:: SELECTED EXTRACT

Padmanabhaswamy Temple

An ancient temple, six vaults of immense riches, astounding tales which mix myth, mysticism and history, and a never-ending trove of tales. Take a walk through the temple with Onmanorama.

The Legend Of Sreepadmanabha

No other temple in India could perhaps echo a tale, as grand as the legend of the Sree Padmanabhaswamy temple in Thiruvananthapuram. A temple in a land, the history of which mingles with that of the temple itself.

A city which derives its name from the temple's deity; Thiruvananthapuram is the puri (land) of Anantha (Vishnu) or the land of lord Ananthapadmanabha. The temple is a visual extravaganza in itself. The mighty temple boasts of an impressive gopuram (tower), a tall ceiling of granite, several life-size stone sculptures and a majestic 18-foot main idol.

The Story

The time of origin of the Padmanabhaswamy temple has not been specified anywhere. The earliest mention of the temple dates back to the 9th century AD.

The major events since then have been recorded in the 'Mathilakam' documents, a historical archive of palm leaf manuscripts at present under the Kerala State Archives Department. The temple idol was relocated to a Balalaya to revamp the roof of the sanctum sanctorum in AD 1459-1460. The ottakkal mandapam, an enormous platform in granite was erected later, in AD 1461.

It was in AD 1733 that the then king Anizham Thirunal Marthanda Varma rewrote the history of the temple. A new 18-foot idol was sculpted with 12,008 Salagrama stones and a mix of jaggery and herbs known as the Kattusarkarayogam. In AD 1739 the new idol was created.

On January 19-20, 1750 history was rewritten as Anizham Thirunal Marthanda Varma symbolically ceded his Kingdom to the lord or Sreepadmanabha. The ceremony was called 'Thrippadidaanam,' and hence the rulers came to be known as the 'Padmanabha Dasas' (servants of Lord Vishnu). Belongings of the kingdom were called 'Pandaravaka' (belonging to the devaswom) and even salaries for the state employees began to be known as Padmanabhante panam (money given by the lord). Thus the temple became so intricately woven with the culture of the land of Travancore, and it became the story of Thiruvananthapuram.

  • 1. Sanctum Sanctorum
  • 2. Sreekrishnaswamy Temple
  • 3. Gopuram
  • 4. Sreebalippura
  • 5. Padmatheertham
  • 6. Kuthiramalika
  • 7. Eastern Entrance
  • 8. Western Entrance
  • 9. Kalmandapams
  • 10. Residential Buildings
  • 11. East Fort


Lord Vishnu’s Ananthasayanam idol is the most sacred spot inside the temple. The idol is said to be made of over 12,000 Salagrama stones and Kattusarkkara (a mixture of herbs).

Abhisravana Mandapam

The Abhisravana Mandapam is near the Ottakkal Mandapam. The place is used for poojas during festivals. Devotees use this place for prayers.

Kulasekhara Mandapam

Also known as Aayiramkaal Mandapam or the Sapthaswara Mandapam, the Kulasekhara Mandapam is supported by 28 balustrades. The pillars, which are adorned with exquisitely crafted figures, produce musical notes when tapped.

Stone Mandapams

There are 11 Mandapams in the temple and a few at the Padmatheertham pond.


The temple has many murals inside the complex. The shrines of both Padmanabhaswamy and Sree Krishnaswamy have mural paintings on its walls.

::::
:: MATERIAL PROVIDED

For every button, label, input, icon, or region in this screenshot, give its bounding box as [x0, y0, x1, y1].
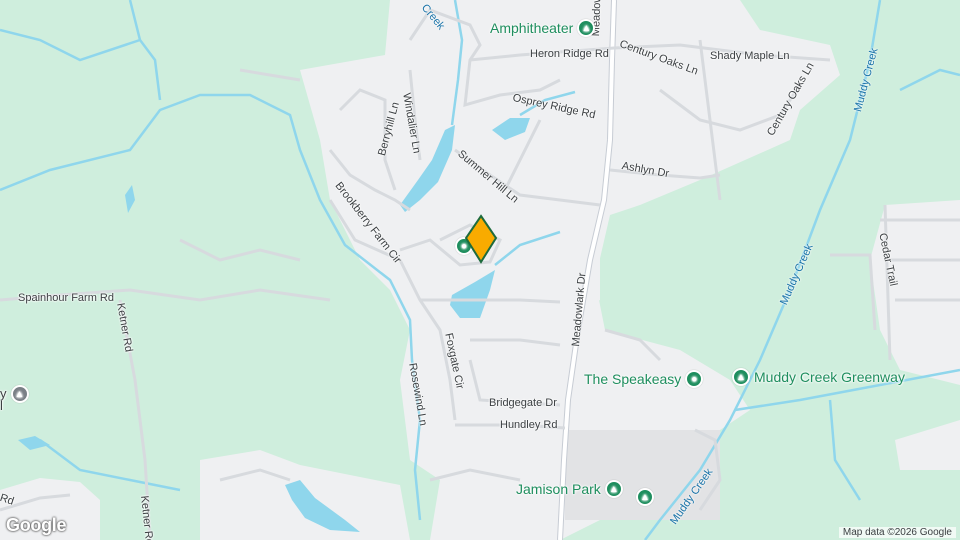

::::

• PROBLEMS
(a) From the Padmanabhaswamy Temple piece, reproduce the passage that begins at the words "On January 19-20, 1750" and stops after "story of Thiruvananthapuram.".
(b) Take the Padmanabhaswamy Temple piece further, picking up after its final sentence.

• RESULTS FOR THE EXERCISE
(a)
On January 19-20, 1750 history was rewritten as Anizham Thirunal Marthanda Varma symbolically ceded his Kingdom to the lord or Sreepadmanabha. The ceremony was called 'Thrippadidaanam,' and hence the rulers came to be known as the 'Padmanabha Dasas' (servants of Lord Vishnu). Belongings of the kingdom were called 'Pandaravaka' (belonging to the devaswom) and even salaries for the state employees began to be known as Padmanabhante panam (money given by the lord). Thus the temple became so intricately woven with the culture of the land of Travancore, and it became the story of Thiruvananthapuram.

(b)
Ottakkal Mandapam

Ottakkal Mandapam (a platform made of a single stone), which is in front of the sanctum sanctorum, is used to perform Abhishekams to the deity. Its stone pillars are covered with gold.

Padmatheertham pond

Perhaps the most famous pond in the state, the Padmatheertham, is one of the many water bodies deemed sacred. It's also located on the eastern side.


Sreebalippura is a rectangular corridor built of stone. The Sreebali procession is taken through the Sreebalippura. It is believed that around 10,000 labourers and over 100 elephants worked for six months to construct this corridor. It is supported by 365 pillars and a quarter of a pillar.

Thiruvambadi Sree
Krishnaswamy Temple

This temple is inside the main complex. However, it’s built with the status of a separate temple. It also has a flag mast in front of the sanctum sanctorum.

Dhwaja Stambham

The 80ft golden flagpole is near the eastern corridor. The pole was made of teak wood and later fully covered with gold. Garuda Swami, the sacred bird who carries Lord Vishnu when he travels, is carved on the top of the pole.


The seven-storey Gopuram at the eastern entrance is around 35 metres high. At the top, there are seven golden domes. The 10 incarnations of Lord Vishnu are depicted on this Gopuram.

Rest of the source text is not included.